-- Provided material start --

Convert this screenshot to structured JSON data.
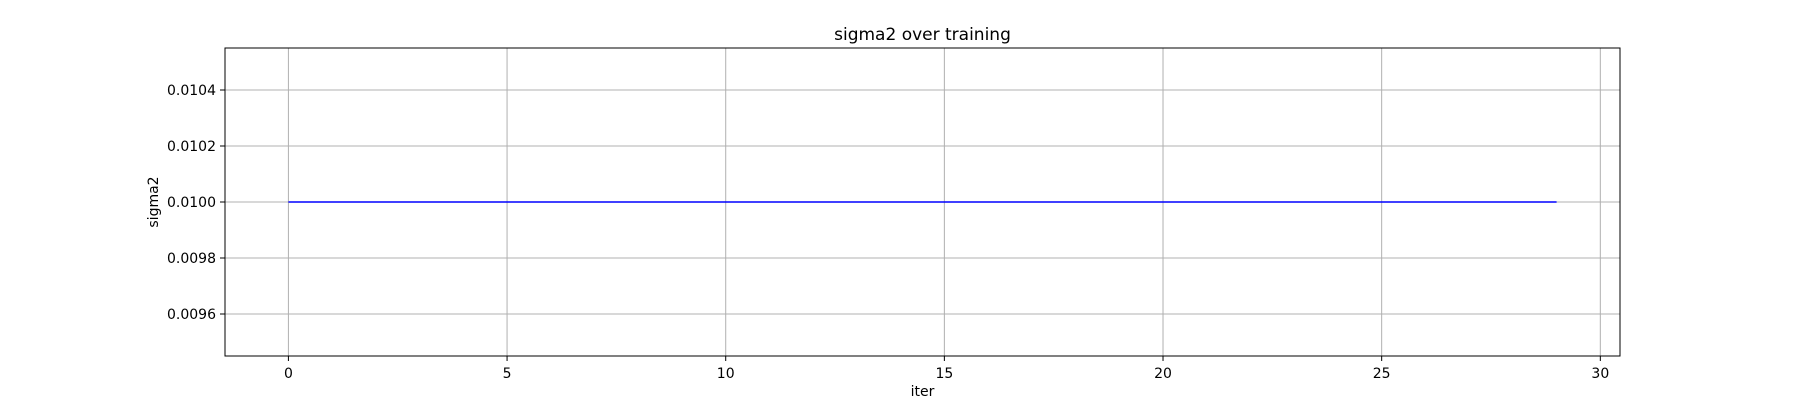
{
  "chart_data": {
    "type": "line",
    "title": "sigma2 over training",
    "xlabel": "iter",
    "ylabel": "sigma2",
    "xlim": [
      -1.45,
      30.45
    ],
    "ylim": [
      0.00945,
      0.01055
    ],
    "xticks": [
      0,
      5,
      10,
      15,
      20,
      25,
      30
    ],
    "xtick_labels": [
      "0",
      "5",
      "10",
      "15",
      "20",
      "25",
      "30"
    ],
    "yticks": [
      0.0096,
      0.0098,
      0.01,
      0.0102,
      0.0104
    ],
    "ytick_labels": [
      "0.0096",
      "0.0098",
      "0.0100",
      "0.0102",
      "0.0104"
    ],
    "grid": true,
    "series": [
      {
        "color": "#0000ff",
        "x": [
          0,
          1,
          2,
          3,
          4,
          5,
          6,
          7,
          8,
          9,
          10,
          11,
          12,
          13,
          14,
          15,
          16,
          17,
          18,
          19,
          20,
          21,
          22,
          23,
          24,
          25,
          26,
          27,
          28,
          29
        ],
        "y": [
          0.01,
          0.01,
          0.01,
          0.01,
          0.01,
          0.01,
          0.01,
          0.01,
          0.01,
          0.01,
          0.01,
          0.01,
          0.01,
          0.01,
          0.01,
          0.01,
          0.01,
          0.01,
          0.01,
          0.01,
          0.01,
          0.01,
          0.01,
          0.01,
          0.01,
          0.01,
          0.01,
          0.01,
          0.01,
          0.01
        ]
      }
    ]
  }
}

-- Provided material end --

◆ Stated task:
Reproduce all the entries that precede this task, word for word, minus any pictures.

◆ Full answer:
Convert this screenshot to structured JSON data.
{
  "chart_data": {
    "type": "line",
    "title": "sigma2 over training",
    "xlabel": "iter",
    "ylabel": "sigma2",
    "xlim": [
      -1.45,
      30.45
    ],
    "ylim": [
      0.00945,
      0.01055
    ],
    "xticks": [
      0,
      5,
      10,
      15,
      20,
      25,
      30
    ],
    "xtick_labels": [
      "0",
      "5",
      "10",
      "15",
      "20",
      "25",
      "30"
    ],
    "yticks": [
      0.0096,
      0.0098,
      0.01,
      0.0102,
      0.0104
    ],
    "ytick_labels": [
      "0.0096",
      "0.0098",
      "0.0100",
      "0.0102",
      "0.0104"
    ],
    "grid": true,
    "series": [
      {
        "color": "#0000ff",
        "x": [
          0,
          1,
          2,
          3,
          4,
          5,
          6,
          7,
          8,
          9,
          10,
          11,
          12,
          13,
          14,
          15,
          16,
          17,
          18,
          19,
          20,
          21,
          22,
          23,
          24,
          25,
          26,
          27,
          28,
          29
        ],
        "y": [
          0.01,
          0.01,
          0.01,
          0.01,
          0.01,
          0.01,
          0.01,
          0.01,
          0.01,
          0.01,
          0.01,
          0.01,
          0.01,
          0.01,
          0.01,
          0.01,
          0.01,
          0.01,
          0.01,
          0.01,
          0.01,
          0.01,
          0.01,
          0.01,
          0.01,
          0.01,
          0.01,
          0.01,
          0.01,
          0.01
        ]
      }
    ]
  }
}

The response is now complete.